-- ACTIVIDAD 1 --
Según el texto sobre el pasado, ¿de qué manera se deja atrás el pasado?
-- ACTIVIDAD 2 --
Devuelve, sin ningún cambio, el fragmento del texto sobre el pasado que va desde "Algunos conservan recuerdos" hasta "y el futuro.".

-- TEXTO PROPORCIONADO --
++++++++++++++++++++
¿Has tratado de conducir un auto hacia adelante mientras mantienes la mirada en el espejo retrovisor del auto?
Así seas un campesino arando el campo, un viajero conduciendo un auto, o una persona de negocios buscando el construir una exitosa carrera, no podemos movernos en una trayectoria directa hacia nuestro objetivo si nos mantenemos mirando hacia atrás.
El pasado siempre será parte de nuestra experiencia de vida, pero entre más tiempo pasemos mirándolo, menos tiempo tendremos para mirar hacia donde queremos ir. Y si no nos concentramos en hacia donde vamos, fácilmente perderemos el curso – incluso podemos chocar.
Algunos conservan recuerdos y huellas que les han hecho crecer; otros por el contrario, se sienten vacíos, por todo aquello que han perdido y sufrido, porque el tiempo que pasó se los arrebató, dejando como eco el dolor, que cuenta en silencio lo que se vivió.
El pasado no se deja atrás olvidándose de él, se deja atrás asumiéndolo y haciéndolo parte de nosotros mismos ya que en ese pasado nos hemos hecho y las experiencias que vivimos en él nos dan la pauta para vivir el presente y el futuro.
++++++++++++++++++++
-- INFORMACIÓN PROPORCIONADA --
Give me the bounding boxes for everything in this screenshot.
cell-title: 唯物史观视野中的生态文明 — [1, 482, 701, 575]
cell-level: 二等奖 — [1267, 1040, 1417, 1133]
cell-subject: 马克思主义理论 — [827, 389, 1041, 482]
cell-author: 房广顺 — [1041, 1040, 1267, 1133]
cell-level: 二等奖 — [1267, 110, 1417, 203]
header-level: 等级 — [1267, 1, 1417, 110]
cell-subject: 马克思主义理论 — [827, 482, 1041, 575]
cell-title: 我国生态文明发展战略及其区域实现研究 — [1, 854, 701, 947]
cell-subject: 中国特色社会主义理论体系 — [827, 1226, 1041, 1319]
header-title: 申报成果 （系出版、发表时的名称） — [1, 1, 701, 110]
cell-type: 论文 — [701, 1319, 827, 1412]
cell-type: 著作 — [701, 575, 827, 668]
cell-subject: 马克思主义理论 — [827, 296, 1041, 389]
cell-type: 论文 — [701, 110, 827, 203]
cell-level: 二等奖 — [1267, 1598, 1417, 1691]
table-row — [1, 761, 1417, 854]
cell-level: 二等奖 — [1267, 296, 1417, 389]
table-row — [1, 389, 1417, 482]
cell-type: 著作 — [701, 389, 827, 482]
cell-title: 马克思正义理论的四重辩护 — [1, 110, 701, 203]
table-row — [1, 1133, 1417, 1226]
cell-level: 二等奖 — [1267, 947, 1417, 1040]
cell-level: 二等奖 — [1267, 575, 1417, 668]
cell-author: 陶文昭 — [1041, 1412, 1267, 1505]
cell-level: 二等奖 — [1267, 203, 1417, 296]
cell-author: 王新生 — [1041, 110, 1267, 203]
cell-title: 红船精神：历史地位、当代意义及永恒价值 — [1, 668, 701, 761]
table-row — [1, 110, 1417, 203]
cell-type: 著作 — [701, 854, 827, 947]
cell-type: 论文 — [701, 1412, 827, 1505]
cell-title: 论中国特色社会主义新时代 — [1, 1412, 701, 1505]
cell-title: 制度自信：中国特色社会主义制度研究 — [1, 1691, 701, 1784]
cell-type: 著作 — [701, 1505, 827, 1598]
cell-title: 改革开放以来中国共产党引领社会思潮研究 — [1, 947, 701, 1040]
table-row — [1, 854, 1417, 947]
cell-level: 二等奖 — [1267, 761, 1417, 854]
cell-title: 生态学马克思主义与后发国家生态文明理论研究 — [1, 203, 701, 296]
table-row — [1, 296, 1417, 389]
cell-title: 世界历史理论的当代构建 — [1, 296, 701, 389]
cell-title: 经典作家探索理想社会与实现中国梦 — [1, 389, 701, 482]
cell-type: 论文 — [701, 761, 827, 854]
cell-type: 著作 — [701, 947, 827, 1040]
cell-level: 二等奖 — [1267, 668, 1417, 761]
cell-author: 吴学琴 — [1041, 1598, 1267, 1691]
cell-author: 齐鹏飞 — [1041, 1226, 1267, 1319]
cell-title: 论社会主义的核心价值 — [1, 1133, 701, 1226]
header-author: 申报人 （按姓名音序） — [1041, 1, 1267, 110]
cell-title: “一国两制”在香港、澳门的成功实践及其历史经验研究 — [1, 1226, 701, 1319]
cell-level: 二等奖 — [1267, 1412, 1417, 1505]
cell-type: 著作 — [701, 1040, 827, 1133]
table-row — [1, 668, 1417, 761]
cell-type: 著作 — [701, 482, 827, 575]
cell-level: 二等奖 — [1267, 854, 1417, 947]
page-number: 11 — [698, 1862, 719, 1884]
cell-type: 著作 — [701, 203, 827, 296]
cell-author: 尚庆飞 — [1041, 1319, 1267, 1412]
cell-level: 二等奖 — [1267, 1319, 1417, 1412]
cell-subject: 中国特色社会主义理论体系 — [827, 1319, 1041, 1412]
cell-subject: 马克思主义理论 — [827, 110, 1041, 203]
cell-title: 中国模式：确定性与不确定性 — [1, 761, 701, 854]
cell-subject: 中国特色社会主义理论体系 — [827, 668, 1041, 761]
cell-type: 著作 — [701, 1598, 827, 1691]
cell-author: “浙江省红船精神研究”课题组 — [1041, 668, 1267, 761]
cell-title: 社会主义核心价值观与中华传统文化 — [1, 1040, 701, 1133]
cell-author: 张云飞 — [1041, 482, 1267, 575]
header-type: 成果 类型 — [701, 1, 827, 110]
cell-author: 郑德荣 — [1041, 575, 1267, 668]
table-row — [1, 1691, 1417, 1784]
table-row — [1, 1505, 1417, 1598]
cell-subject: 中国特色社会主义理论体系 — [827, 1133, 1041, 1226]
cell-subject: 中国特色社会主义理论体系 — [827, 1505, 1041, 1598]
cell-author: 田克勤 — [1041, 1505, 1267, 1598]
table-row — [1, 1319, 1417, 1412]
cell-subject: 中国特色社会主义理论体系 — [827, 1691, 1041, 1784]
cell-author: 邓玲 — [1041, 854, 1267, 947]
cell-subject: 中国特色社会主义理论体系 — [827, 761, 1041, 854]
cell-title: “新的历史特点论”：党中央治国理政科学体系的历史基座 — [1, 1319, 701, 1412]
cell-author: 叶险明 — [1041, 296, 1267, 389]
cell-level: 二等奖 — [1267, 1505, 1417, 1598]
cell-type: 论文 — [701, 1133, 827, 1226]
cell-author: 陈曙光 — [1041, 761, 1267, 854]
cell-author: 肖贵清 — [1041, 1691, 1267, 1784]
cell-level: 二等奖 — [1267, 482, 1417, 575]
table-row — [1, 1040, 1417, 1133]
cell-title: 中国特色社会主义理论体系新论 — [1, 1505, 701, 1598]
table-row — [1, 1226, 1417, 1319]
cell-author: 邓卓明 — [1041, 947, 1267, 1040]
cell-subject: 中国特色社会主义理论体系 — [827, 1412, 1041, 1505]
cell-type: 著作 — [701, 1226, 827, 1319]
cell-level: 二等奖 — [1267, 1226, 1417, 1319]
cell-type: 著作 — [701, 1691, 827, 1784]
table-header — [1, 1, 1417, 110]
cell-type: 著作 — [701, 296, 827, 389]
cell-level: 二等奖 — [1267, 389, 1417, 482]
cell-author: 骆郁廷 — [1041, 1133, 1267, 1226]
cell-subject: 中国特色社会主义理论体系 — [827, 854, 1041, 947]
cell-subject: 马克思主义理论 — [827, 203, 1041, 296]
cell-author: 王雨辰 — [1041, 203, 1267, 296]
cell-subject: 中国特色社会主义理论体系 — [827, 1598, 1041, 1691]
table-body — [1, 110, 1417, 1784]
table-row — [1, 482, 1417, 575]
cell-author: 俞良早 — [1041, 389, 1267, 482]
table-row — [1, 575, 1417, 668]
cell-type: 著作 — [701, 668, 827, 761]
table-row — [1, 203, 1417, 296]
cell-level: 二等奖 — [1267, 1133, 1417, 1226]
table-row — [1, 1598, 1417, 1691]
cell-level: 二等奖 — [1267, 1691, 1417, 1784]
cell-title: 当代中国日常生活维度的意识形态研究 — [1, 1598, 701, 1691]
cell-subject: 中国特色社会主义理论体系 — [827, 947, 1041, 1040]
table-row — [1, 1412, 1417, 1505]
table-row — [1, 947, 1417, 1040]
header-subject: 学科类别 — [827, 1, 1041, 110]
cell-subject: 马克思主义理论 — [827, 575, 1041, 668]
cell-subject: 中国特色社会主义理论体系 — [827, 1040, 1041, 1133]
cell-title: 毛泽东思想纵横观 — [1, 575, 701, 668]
++++++++++++++++++++
-- RESULTADO DEL EJERCICIO 1 --
Asumiéndolo y haciéndolo parte de nosotros mismos.

-- RESULTADO DEL EJERCICIO 2 --
Algunos conservan recuerdos y huellas que les han hecho crecer; otros por el contrario, se sienten vacíos, por todo aquello que han perdido y sufrido, porque el tiempo que pasó se los arrebató, dejando como eco el dolor, que cuenta en silencio lo que se vivió.
El pasado no se deja atrás olvidándose de él, se deja atrás asumiéndolo y haciéndolo parte de nosotros mismos ya que en ese pasado nos hemos hecho y las experiencias que vivimos en él nos dan la pauta para vivir el presente y el futuro.